## WRITTEN INSTRUCTION:
Gather every line below where "JSON" appears.

## SOURCE DATA:
* * *

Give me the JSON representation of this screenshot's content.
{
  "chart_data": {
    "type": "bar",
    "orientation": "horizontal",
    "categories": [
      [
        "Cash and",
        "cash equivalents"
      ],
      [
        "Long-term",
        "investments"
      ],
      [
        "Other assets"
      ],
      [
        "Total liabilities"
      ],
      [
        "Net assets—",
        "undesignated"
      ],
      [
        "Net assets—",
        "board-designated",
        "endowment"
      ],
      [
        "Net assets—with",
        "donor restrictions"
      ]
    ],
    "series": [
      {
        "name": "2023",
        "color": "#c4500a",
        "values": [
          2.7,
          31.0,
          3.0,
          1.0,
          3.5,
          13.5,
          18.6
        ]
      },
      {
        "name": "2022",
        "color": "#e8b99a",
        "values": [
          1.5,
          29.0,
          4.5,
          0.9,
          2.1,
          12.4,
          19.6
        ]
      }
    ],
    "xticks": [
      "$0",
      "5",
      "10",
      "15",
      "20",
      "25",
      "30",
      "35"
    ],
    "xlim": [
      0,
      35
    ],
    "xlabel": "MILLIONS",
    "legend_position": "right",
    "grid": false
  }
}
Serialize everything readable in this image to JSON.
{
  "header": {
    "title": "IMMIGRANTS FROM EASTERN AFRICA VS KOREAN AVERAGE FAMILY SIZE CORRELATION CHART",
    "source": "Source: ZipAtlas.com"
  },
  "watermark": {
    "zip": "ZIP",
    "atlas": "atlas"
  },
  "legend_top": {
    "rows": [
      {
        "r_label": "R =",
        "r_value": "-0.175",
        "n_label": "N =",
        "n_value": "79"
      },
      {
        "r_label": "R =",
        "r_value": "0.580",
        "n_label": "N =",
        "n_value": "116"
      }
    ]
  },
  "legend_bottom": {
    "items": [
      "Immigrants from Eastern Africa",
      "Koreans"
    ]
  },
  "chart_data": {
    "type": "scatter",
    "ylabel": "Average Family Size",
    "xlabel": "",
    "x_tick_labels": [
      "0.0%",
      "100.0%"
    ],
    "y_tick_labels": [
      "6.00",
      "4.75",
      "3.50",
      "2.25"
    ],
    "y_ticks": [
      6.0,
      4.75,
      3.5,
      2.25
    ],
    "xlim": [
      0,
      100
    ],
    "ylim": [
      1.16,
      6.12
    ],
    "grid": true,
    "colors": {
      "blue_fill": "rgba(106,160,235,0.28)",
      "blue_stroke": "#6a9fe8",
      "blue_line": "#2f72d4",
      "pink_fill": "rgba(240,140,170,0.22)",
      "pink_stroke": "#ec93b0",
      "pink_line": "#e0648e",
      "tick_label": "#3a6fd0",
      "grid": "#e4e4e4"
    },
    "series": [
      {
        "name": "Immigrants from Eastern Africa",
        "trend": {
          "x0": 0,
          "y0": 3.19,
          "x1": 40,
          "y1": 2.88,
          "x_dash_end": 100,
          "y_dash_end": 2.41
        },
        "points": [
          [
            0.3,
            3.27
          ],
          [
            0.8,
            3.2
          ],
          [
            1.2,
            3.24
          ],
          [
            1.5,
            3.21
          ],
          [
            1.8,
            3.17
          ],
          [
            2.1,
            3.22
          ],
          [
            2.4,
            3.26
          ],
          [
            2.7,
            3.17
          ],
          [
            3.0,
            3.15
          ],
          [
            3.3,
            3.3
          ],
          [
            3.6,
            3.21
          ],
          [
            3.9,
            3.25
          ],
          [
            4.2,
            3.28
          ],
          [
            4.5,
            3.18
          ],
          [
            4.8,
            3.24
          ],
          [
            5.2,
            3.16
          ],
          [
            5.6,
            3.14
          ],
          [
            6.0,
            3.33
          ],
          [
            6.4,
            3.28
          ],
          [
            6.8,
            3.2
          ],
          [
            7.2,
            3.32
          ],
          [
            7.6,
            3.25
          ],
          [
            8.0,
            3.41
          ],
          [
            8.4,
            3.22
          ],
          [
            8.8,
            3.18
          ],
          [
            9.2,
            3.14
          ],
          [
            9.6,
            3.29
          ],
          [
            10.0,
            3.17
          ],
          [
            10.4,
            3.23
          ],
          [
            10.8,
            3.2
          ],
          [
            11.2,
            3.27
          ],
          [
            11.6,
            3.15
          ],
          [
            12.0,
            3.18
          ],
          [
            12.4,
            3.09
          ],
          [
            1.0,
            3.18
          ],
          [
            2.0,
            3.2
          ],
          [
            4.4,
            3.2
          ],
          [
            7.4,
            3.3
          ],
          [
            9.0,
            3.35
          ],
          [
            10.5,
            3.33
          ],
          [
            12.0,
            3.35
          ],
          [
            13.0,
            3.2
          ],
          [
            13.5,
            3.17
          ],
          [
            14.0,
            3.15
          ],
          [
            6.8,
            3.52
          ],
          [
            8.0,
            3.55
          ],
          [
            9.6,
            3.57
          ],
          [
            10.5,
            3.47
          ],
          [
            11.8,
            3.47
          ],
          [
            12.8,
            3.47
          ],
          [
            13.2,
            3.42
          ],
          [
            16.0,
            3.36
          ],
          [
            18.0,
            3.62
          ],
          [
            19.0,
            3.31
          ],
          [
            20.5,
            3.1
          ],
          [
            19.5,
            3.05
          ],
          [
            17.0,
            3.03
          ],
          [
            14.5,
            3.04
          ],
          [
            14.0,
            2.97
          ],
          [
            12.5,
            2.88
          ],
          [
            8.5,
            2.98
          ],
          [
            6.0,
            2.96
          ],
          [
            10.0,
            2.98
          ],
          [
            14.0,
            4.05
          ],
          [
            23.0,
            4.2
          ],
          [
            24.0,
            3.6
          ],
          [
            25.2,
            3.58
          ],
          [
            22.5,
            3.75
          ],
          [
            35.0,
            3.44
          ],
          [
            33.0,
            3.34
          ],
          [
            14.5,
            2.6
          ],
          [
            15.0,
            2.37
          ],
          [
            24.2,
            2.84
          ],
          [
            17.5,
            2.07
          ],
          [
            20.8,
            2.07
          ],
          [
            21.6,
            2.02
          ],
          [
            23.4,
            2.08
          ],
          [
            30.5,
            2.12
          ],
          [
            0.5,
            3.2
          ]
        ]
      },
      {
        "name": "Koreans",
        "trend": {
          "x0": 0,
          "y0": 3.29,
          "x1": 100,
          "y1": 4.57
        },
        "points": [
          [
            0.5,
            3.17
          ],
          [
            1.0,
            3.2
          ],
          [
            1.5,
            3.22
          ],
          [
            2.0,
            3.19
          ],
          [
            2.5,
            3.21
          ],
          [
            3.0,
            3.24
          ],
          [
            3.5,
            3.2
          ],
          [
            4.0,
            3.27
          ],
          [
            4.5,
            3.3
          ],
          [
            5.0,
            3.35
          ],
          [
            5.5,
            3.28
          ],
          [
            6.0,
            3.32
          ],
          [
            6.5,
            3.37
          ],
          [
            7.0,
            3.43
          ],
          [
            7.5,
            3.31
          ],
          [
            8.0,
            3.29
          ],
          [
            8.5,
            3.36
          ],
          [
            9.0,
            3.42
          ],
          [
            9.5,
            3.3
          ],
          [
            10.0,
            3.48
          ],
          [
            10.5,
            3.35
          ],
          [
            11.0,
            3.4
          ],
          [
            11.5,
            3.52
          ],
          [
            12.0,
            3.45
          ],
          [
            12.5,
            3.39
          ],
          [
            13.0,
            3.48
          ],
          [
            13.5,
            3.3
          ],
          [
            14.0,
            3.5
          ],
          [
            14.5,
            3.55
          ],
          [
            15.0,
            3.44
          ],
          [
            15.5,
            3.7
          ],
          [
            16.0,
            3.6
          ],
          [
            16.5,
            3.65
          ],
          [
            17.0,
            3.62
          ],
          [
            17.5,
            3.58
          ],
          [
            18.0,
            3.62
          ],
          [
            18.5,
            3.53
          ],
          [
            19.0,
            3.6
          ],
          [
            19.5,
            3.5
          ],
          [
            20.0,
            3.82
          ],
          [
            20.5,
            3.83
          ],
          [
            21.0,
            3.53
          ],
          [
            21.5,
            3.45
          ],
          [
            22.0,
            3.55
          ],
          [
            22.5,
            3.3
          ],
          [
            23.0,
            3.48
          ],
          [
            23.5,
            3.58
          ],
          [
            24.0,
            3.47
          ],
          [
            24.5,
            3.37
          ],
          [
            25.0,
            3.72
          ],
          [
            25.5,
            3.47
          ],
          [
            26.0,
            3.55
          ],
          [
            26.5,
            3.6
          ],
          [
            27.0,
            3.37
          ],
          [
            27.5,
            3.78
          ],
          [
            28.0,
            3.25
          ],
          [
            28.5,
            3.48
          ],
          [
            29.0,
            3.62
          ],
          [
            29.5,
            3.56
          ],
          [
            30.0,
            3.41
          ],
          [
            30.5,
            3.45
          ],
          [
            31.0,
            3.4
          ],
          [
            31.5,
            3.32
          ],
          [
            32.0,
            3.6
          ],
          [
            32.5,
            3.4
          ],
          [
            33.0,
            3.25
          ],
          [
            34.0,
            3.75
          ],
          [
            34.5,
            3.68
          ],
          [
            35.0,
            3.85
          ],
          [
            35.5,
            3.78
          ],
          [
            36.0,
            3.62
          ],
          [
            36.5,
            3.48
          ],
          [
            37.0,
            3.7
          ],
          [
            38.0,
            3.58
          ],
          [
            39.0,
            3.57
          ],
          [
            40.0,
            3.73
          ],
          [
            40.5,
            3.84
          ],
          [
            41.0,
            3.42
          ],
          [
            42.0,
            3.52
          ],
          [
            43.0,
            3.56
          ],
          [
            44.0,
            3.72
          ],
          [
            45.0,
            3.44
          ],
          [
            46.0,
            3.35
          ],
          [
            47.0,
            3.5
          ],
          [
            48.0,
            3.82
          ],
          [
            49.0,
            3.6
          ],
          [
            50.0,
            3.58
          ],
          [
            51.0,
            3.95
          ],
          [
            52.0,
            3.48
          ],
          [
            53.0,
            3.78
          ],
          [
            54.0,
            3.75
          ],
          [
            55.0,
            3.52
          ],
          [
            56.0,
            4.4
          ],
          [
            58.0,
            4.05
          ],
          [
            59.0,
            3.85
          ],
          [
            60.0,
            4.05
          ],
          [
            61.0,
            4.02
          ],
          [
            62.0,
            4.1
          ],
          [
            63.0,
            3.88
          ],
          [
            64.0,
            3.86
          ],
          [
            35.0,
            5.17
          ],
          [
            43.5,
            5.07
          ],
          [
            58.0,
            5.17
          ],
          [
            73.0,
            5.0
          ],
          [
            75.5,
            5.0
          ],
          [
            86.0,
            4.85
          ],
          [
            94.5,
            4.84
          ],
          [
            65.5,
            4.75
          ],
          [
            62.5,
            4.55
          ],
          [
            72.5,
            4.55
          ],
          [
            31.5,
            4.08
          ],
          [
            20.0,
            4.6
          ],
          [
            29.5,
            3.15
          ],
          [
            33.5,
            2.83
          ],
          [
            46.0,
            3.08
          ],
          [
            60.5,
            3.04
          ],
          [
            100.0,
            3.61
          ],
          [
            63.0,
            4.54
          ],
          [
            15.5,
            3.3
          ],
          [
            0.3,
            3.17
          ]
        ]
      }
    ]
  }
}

* * *

## EXERCISE RESPONSE:
Give me the JSON representation of this screenshot's content.
Serialize everything readable in this image to JSON.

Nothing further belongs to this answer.